[Stored items]
BEGIN

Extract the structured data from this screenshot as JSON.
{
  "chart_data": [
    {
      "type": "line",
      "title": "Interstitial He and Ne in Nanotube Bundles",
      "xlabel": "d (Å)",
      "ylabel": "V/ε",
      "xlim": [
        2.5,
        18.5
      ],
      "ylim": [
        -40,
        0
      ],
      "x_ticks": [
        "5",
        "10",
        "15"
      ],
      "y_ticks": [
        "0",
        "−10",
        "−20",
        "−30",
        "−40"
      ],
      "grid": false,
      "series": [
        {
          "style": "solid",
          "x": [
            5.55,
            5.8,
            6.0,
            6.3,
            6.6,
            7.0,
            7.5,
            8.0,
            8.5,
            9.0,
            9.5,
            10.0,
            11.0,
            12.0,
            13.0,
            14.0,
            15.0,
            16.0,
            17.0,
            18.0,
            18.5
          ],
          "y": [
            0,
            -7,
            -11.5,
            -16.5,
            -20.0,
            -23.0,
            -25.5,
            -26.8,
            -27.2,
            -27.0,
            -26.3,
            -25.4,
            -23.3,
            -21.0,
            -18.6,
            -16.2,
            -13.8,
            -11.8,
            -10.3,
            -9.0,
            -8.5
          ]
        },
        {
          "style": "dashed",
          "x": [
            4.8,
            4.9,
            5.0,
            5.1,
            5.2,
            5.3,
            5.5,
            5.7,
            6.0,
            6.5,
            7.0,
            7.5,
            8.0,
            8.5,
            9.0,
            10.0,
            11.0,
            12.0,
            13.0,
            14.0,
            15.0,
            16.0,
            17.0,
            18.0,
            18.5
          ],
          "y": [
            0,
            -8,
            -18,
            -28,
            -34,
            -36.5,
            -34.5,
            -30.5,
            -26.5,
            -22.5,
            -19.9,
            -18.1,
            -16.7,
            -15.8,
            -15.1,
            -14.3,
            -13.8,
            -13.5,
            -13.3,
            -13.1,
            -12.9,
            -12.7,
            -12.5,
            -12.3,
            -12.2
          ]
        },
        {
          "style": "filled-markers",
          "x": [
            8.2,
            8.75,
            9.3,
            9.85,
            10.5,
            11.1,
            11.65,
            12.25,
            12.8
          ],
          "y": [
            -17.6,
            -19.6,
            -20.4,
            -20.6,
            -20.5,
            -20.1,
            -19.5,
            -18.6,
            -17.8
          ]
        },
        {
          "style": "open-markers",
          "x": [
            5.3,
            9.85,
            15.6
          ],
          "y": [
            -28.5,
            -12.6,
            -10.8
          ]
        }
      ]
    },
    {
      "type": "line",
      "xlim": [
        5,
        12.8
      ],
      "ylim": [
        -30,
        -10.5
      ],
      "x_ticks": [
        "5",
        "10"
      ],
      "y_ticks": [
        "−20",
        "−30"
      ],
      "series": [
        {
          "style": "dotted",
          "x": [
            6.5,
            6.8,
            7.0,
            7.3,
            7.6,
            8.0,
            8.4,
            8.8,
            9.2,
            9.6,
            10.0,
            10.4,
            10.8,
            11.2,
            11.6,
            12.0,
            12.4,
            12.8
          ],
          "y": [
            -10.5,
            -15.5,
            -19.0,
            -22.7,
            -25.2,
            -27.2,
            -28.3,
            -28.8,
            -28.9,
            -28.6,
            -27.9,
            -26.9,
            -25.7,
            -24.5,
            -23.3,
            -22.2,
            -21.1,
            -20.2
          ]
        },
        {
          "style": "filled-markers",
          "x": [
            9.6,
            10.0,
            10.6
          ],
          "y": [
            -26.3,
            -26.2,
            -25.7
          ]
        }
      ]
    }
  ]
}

END

> _REQUIRED WORK_: Write out the entries above word for word.

> _WRITTEN RESPONSE_:
Extract the structured data from this screenshot as JSON.
{
  "chart_data": [
    {
      "type": "line",
      "title": "Interstitial He and Ne in Nanotube Bundles",
      "xlabel": "d (Å)",
      "ylabel": "V/ε",
      "xlim": [
        2.5,
        18.5
      ],
      "ylim": [
        -40,
        0
      ],
      "x_ticks": [
        "5",
        "10",
        "15"
      ],
      "y_ticks": [
        "0",
        "−10",
        "−20",
        "−30",
        "−40"
      ],
      "grid": false,
      "series": [
        {
          "style": "solid",
          "x": [
            5.55,
            5.8,
            6.0,
            6.3,
            6.6,
            7.0,
            7.5,
            8.0,
            8.5,
            9.0,
            9.5,
            10.0,
            11.0,
            12.0,
            13.0,
            14.0,
            15.0,
            16.0,
            17.0,
            18.0,
            18.5
          ],
          "y": [
            0,
            -7,
            -11.5,
            -16.5,
            -20.0,
            -23.0,
            -25.5,
            -26.8,
            -27.2,
            -27.0,
            -26.3,
            -25.4,
            -23.3,
            -21.0,
            -18.6,
            -16.2,
            -13.8,
            -11.8,
            -10.3,
            -9.0,
            -8.5
          ]
        },
        {
          "style": "dashed",
          "x": [
            4.8,
            4.9,
            5.0,
            5.1,
            5.2,
            5.3,
            5.5,
            5.7,
            6.0,
            6.5,
            7.0,
            7.5,
            8.0,
            8.5,
            9.0,
            10.0,
            11.0,
            12.0,
            13.0,
            14.0,
            15.0,
            16.0,
            17.0,
            18.0,
            18.5
          ],
          "y": [
            0,
            -8,
            -18,
            -28,
            -34,
            -36.5,
            -34.5,
            -30.5,
            -26.5,
            -22.5,
            -19.9,
            -18.1,
            -16.7,
            -15.8,
            -15.1,
            -14.3,
            -13.8,
            -13.5,
            -13.3,
            -13.1,
            -12.9,
            -12.7,
            -12.5,
            -12.3,
            -12.2
          ]
        },
        {
          "style": "filled-markers",
          "x": [
            8.2,
            8.75,
            9.3,
            9.85,
            10.5,
            11.1,
            11.65,
            12.25,
            12.8
          ],
          "y": [
            -17.6,
            -19.6,
            -20.4,
            -20.6,
            -20.5,
            -20.1,
            -19.5,
            -18.6,
            -17.8
          ]
        },
        {
          "style": "open-markers",
          "x": [
            5.3,
            9.85,
            15.6
          ],
          "y": [
            -28.5,
            -12.6,
            -10.8
          ]
        }
      ]
    },
    {
      "type": "line",
      "xlim": [
        5,
        12.8
      ],
      "ylim": [
        -30,
        -10.5
      ],
      "x_ticks": [
        "5",
        "10"
      ],
      "y_ticks": [
        "−20",
        "−30"
      ],
      "series": [
        {
          "style": "dotted",
          "x": [
            6.5,
            6.8,
            7.0,
            7.3,
            7.6,
            8.0,
            8.4,
            8.8,
            9.2,
            9.6,
            10.0,
            10.4,
            10.8,
            11.2,
            11.6,
            12.0,
            12.4,
            12.8
          ],
          "y": [
            -10.5,
            -15.5,
            -19.0,
            -22.7,
            -25.2,
            -27.2,
            -28.3,
            -28.8,
            -28.9,
            -28.6,
            -27.9,
            -26.9,
            -25.7,
            -24.5,
            -23.3,
            -22.2,
            -21.1,
            -20.2
          ]
        },
        {
          "style": "filled-markers",
          "x": [
            9.6,
            10.0,
            10.6
          ],
          "y": [
            -26.3,
            -26.2,
            -25.7
          ]
        }
      ]
    }
  ]
}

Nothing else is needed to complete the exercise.